● **Written instruction**: Write out the listing exactly as it is given.

● **Provided material**:
----------------------------------------

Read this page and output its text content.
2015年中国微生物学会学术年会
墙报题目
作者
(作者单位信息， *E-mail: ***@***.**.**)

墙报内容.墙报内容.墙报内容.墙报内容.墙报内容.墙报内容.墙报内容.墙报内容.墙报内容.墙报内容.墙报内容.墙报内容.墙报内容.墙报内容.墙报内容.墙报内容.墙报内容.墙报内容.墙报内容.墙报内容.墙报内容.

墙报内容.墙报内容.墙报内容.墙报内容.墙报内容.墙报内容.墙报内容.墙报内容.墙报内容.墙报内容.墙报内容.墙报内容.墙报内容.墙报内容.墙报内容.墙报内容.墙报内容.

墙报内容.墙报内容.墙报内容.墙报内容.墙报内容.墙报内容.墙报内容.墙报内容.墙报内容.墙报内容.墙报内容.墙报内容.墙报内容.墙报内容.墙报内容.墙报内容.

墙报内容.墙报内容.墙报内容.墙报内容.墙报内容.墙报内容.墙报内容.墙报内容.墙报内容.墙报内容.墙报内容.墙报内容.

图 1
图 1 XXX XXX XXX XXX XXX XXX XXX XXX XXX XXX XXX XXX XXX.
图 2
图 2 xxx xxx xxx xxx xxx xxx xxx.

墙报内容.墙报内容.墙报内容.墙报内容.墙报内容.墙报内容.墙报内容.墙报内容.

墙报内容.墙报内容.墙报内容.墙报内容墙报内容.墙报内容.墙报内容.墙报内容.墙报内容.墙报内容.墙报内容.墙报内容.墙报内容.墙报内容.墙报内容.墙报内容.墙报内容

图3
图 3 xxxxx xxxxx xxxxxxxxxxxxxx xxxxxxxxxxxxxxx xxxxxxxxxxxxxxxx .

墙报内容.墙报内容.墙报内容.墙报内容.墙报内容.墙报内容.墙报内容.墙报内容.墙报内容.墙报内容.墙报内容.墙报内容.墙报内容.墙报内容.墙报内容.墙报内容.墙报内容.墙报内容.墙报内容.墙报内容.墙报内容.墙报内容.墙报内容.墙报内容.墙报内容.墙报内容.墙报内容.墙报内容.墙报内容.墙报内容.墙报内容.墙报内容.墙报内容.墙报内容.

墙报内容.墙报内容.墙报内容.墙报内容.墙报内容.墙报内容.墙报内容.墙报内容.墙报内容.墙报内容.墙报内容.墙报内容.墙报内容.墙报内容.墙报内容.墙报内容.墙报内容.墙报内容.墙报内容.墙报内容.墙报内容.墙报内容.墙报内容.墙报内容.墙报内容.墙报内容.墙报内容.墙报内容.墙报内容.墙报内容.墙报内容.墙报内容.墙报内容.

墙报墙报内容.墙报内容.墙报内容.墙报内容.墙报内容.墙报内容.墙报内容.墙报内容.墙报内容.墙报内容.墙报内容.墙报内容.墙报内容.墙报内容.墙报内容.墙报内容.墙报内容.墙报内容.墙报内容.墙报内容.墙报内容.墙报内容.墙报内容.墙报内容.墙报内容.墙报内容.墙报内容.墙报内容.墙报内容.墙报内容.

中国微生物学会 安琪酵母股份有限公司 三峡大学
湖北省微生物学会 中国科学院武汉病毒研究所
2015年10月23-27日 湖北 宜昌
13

----------------------------------------

● **Final answer**:
Read this page and output its text content.
2015年中国微生物学会学术年会
墙报题目
作者
(作者单位信息， *E-mail: ***@***.**.**)

墙报内容.墙报内容.墙报内容.墙报内容.墙报内容.墙报内容.墙报内容.墙报内容.墙报内容.墙报内容.墙报内容.墙报内容.墙报内容.墙报内容.墙报内容.墙报内容.墙报内容.墙报内容.墙报内容.墙报内容.墙报内容.

墙报内容.墙报内容.墙报内容.墙报内容.墙报内容.墙报内容.墙报内容.墙报内容.墙报内容.墙报内容.墙报内容.墙报内容.墙报内容.墙报内容.墙报内容.墙报内容.墙报内容.

墙报内容.墙报内容.墙报内容.墙报内容.墙报内容.墙报内容.墙报内容.墙报内容.墙报内容.墙报内容.墙报内容.墙报内容.墙报内容.墙报内容.墙报内容.墙报内容.

墙报内容.墙报内容.墙报内容.墙报内容.墙报内容.墙报内容.墙报内容.墙报内容.墙报内容.墙报内容.墙报内容.墙报内容.

图 1
图 1 XXX XXX XXX XXX XXX XXX XXX XXX XXX XXX XXX XXX XXX.
图 2
图 2 xxx xxx xxx xxx xxx xxx xxx.

墙报内容.墙报内容.墙报内容.墙报内容.墙报内容.墙报内容.墙报内容.墙报内容.

墙报内容.墙报内容.墙报内容.墙报内容墙报内容.墙报内容.墙报内容.墙报内容.墙报内容.墙报内容.墙报内容.墙报内容.墙报内容.墙报内容.墙报内容.墙报内容.墙报内容

图3
图 3 xxxxx xxxxx xxxxxxxxxxxxxx xxxxxxxxxxxxxxx xxxxxxxxxxxxxxxx .

墙报内容.墙报内容.墙报内容.墙报内容.墙报内容.墙报内容.墙报内容.墙报内容.墙报内容.墙报内容.墙报内容.墙报内容.墙报内容.墙报内容.墙报内容.墙报内容.墙报内容.墙报内容.墙报内容.墙报内容.墙报内容.墙报内容.墙报内容.墙报内容.墙报内容.墙报内容.墙报内容.墙报内容.墙报内容.墙报内容.墙报内容.墙报内容.墙报内容.墙报内容.

墙报内容.墙报内容.墙报内容.墙报内容.墙报内容.墙报内容.墙报内容.墙报内容.墙报内容.墙报内容.墙报内容.墙报内容.墙报内容.墙报内容.墙报内容.墙报内容.墙报内容.墙报内容.墙报内容.墙报内容.墙报内容.墙报内容.墙报内容.墙报内容.墙报内容.墙报内容.墙报内容.墙报内容.墙报内容.墙报内容.墙报内容.墙报内容.墙报内容.

墙报墙报内容.墙报内容.墙报内容.墙报内容.墙报内容.墙报内容.墙报内容.墙报内容.墙报内容.墙报内容.墙报内容.墙报内容.墙报内容.墙报内容.墙报内容.墙报内容.墙报内容.墙报内容.墙报内容.墙报内容.墙报内容.墙报内容.墙报内容.墙报内容.墙报内容.墙报内容.墙报内容.墙报内容.墙报内容.墙报内容.

中国微生物学会 安琪酵母股份有限公司 三峡大学
湖北省微生物学会 中国科学院武汉病毒研究所
2015年10月23-27日 湖北 宜昌
13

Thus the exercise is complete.